-- start of DATA FOR THIS TASK --

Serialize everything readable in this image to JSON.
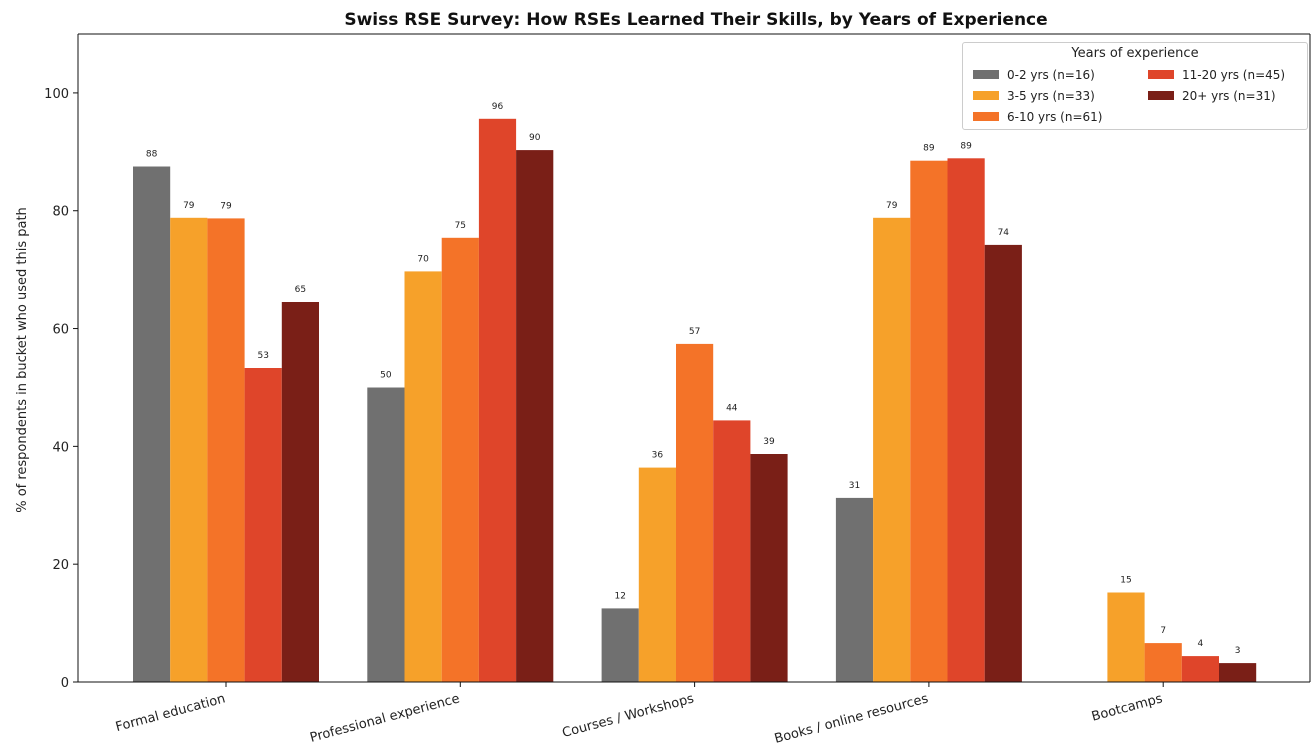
{
  "chart_data": {
    "type": "bar",
    "title": "Swiss RSE Survey: How RSEs Learned Their Skills, by Years of Experience",
    "xlabel": "",
    "ylabel": "% of respondents in bucket who used this path",
    "ylim": [
      0,
      110
    ],
    "yticks": [
      "0",
      "20",
      "40",
      "60",
      "80",
      "100"
    ],
    "grid": false,
    "legend_placement": "top-right",
    "legend_title": "Years of experience",
    "categories": [
      "Formal education",
      "Professional experience",
      "Courses / Workshops",
      "Books / online resources",
      "Bootcamps"
    ],
    "series": [
      {
        "name": "0-2 yrs (n=16)",
        "color": "#707070",
        "values": [
          88,
          50,
          12,
          31,
          0
        ]
      },
      {
        "name": "3-5 yrs (n=33)",
        "color": "#f6a12a",
        "values": [
          79,
          70,
          36,
          79,
          15
        ]
      },
      {
        "name": "6-10 yrs (n=61)",
        "color": "#f47328",
        "values": [
          79,
          75,
          57,
          89,
          7
        ]
      },
      {
        "name": "11-20 yrs (n=45)",
        "color": "#df452a",
        "values": [
          53,
          96,
          44,
          89,
          4
        ]
      },
      {
        "name": "20+ yrs (n=31)",
        "color": "#7a1f17",
        "values": [
          65,
          90,
          39,
          74,
          3
        ]
      }
    ],
    "data_labels": [
      [
        "88",
        "50",
        "12",
        "31",
        ""
      ],
      [
        "79",
        "70",
        "36",
        "79",
        "15"
      ],
      [
        "79",
        "75",
        "57",
        "89",
        "7"
      ],
      [
        "53",
        "96",
        "44",
        "89",
        "4"
      ],
      [
        "65",
        "90",
        "39",
        "74",
        "3"
      ]
    ],
    "bar_heights_exact": [
      [
        87.5,
        50.0,
        12.5,
        31.25,
        0
      ],
      [
        78.8,
        69.7,
        36.4,
        78.8,
        15.2
      ],
      [
        78.7,
        75.4,
        57.4,
        88.5,
        6.6
      ],
      [
        53.3,
        95.6,
        44.4,
        88.9,
        4.4
      ],
      [
        64.5,
        90.3,
        38.7,
        74.2,
        3.2
      ]
    ]
  }
}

-- end of DATA FOR THIS TASK --

> **CHALLENGE**
Quote the listing above in full, except for the pictures.

> **ANSWER TO THIS PROBLEM**
Serialize everything readable in this image to JSON.
{
  "chart_data": {
    "type": "bar",
    "title": "Swiss RSE Survey: How RSEs Learned Their Skills, by Years of Experience",
    "xlabel": "",
    "ylabel": "% of respondents in bucket who used this path",
    "ylim": [
      0,
      110
    ],
    "yticks": [
      "0",
      "20",
      "40",
      "60",
      "80",
      "100"
    ],
    "grid": false,
    "legend_placement": "top-right",
    "legend_title": "Years of experience",
    "categories": [
      "Formal education",
      "Professional experience",
      "Courses / Workshops",
      "Books / online resources",
      "Bootcamps"
    ],
    "series": [
      {
        "name": "0-2 yrs (n=16)",
        "color": "#707070",
        "values": [
          88,
          50,
          12,
          31,
          0
        ]
      },
      {
        "name": "3-5 yrs (n=33)",
        "color": "#f6a12a",
        "values": [
          79,
          70,
          36,
          79,
          15
        ]
      },
      {
        "name": "6-10 yrs (n=61)",
        "color": "#f47328",
        "values": [
          79,
          75,
          57,
          89,
          7
        ]
      },
      {
        "name": "11-20 yrs (n=45)",
        "color": "#df452a",
        "values": [
          53,
          96,
          44,
          89,
          4
        ]
      },
      {
        "name": "20+ yrs (n=31)",
        "color": "#7a1f17",
        "values": [
          65,
          90,
          39,
          74,
          3
        ]
      }
    ],
    "data_labels": [
      [
        "88",
        "50",
        "12",
        "31",
        ""
      ],
      [
        "79",
        "70",
        "36",
        "79",
        "15"
      ],
      [
        "79",
        "75",
        "57",
        "89",
        "7"
      ],
      [
        "53",
        "96",
        "44",
        "89",
        "4"
      ],
      [
        "65",
        "90",
        "39",
        "74",
        "3"
      ]
    ],
    "bar_heights_exact": [
      [
        87.5,
        50.0,
        12.5,
        31.25,
        0
      ],
      [
        78.8,
        69.7,
        36.4,
        78.8,
        15.2
      ],
      [
        78.7,
        75.4,
        57.4,
        88.5,
        6.6
      ],
      [
        53.3,
        95.6,
        44.4,
        88.9,
        4.4
      ],
      [
        64.5,
        90.3,
        38.7,
        74.2,
        3.2
      ]
    ]
  }
}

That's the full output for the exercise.